REQUIRED TASK -> Select all lines in the records that include "GREENSBROOK".

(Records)
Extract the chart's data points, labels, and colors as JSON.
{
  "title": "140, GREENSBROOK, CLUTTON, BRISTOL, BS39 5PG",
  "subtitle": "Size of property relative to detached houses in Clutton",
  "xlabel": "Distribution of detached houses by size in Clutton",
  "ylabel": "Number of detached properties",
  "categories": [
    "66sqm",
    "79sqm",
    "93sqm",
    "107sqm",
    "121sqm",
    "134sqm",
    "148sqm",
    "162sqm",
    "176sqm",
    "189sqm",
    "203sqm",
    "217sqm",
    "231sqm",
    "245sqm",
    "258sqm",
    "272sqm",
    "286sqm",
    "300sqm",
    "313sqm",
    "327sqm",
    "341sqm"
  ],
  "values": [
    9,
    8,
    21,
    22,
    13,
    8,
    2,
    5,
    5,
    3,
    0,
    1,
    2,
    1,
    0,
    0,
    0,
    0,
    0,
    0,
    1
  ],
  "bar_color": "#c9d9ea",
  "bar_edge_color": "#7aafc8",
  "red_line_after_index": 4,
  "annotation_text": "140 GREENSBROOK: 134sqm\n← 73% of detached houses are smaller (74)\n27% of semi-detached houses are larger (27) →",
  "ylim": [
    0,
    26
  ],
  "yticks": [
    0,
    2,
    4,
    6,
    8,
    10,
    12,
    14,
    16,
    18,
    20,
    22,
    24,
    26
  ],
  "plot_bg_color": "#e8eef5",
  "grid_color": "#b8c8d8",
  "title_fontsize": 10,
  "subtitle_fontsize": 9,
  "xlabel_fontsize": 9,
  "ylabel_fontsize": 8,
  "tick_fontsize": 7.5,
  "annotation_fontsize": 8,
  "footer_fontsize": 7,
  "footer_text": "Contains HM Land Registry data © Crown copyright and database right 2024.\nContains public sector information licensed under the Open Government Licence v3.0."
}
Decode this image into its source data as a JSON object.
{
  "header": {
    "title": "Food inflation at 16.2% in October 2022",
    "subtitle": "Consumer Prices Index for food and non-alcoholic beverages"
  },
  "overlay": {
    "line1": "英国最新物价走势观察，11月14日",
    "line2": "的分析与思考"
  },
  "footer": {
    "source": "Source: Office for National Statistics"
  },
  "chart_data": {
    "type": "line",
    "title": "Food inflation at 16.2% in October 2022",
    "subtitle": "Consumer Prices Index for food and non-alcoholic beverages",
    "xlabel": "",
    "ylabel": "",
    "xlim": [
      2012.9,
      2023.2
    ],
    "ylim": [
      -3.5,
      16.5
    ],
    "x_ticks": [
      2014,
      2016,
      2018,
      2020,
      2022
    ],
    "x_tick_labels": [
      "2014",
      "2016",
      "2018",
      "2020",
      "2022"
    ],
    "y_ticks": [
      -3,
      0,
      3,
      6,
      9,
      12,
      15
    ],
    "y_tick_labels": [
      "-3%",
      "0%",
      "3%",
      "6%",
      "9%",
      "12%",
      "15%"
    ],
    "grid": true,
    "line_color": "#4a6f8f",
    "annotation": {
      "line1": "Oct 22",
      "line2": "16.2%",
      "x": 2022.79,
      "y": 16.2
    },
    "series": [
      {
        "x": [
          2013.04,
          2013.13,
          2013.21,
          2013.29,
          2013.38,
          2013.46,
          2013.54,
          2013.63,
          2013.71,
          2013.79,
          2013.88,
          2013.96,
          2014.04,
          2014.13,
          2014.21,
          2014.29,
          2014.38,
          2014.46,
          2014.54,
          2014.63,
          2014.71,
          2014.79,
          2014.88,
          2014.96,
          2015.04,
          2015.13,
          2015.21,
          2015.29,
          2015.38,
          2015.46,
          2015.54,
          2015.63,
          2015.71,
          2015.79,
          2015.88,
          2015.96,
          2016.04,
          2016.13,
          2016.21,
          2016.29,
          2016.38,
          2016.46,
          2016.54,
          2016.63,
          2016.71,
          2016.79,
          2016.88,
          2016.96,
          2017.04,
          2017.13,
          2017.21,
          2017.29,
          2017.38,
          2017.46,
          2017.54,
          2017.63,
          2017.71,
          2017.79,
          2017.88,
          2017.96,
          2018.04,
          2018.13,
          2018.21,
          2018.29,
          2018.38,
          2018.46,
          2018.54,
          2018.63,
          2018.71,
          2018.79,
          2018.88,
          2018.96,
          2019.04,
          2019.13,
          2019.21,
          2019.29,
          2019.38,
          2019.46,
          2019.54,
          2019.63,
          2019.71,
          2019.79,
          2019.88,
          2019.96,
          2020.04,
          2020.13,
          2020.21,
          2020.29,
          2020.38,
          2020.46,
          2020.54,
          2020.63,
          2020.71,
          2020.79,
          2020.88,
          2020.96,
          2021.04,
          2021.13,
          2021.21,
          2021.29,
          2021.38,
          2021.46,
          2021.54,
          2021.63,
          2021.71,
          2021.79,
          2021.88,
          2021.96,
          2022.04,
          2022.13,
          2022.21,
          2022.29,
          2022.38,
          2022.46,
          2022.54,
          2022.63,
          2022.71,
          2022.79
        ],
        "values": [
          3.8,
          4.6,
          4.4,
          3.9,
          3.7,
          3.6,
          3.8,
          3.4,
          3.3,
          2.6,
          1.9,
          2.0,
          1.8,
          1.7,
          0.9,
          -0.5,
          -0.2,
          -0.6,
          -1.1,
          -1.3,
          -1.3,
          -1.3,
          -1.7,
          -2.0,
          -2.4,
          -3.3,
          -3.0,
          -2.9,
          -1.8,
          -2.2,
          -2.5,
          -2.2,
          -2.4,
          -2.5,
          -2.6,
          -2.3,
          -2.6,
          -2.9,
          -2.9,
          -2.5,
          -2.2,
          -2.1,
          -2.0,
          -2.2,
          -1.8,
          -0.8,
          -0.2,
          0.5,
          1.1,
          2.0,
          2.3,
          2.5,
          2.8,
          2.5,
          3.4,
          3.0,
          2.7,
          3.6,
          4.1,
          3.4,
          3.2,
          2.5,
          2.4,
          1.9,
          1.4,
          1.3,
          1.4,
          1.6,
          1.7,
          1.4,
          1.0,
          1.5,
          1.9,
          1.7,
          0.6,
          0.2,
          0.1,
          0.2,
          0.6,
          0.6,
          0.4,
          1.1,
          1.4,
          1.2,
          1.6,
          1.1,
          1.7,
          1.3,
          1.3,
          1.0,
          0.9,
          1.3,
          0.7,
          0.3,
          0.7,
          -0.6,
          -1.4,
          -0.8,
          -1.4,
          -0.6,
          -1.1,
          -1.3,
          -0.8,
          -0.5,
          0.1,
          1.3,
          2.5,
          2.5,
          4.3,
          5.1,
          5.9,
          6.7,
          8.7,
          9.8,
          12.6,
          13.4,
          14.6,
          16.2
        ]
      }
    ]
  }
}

RESPONSE TO THIS TASK ->
  "title": "140, GREENSBROOK, CLUTTON, BRISTOL, BS39 5PG",
  "annotation_text": "140 GREENSBROOK: 134sqm\n← 73% of detached houses are smaller (74)\n27% of semi-detached houses are larger (27) →",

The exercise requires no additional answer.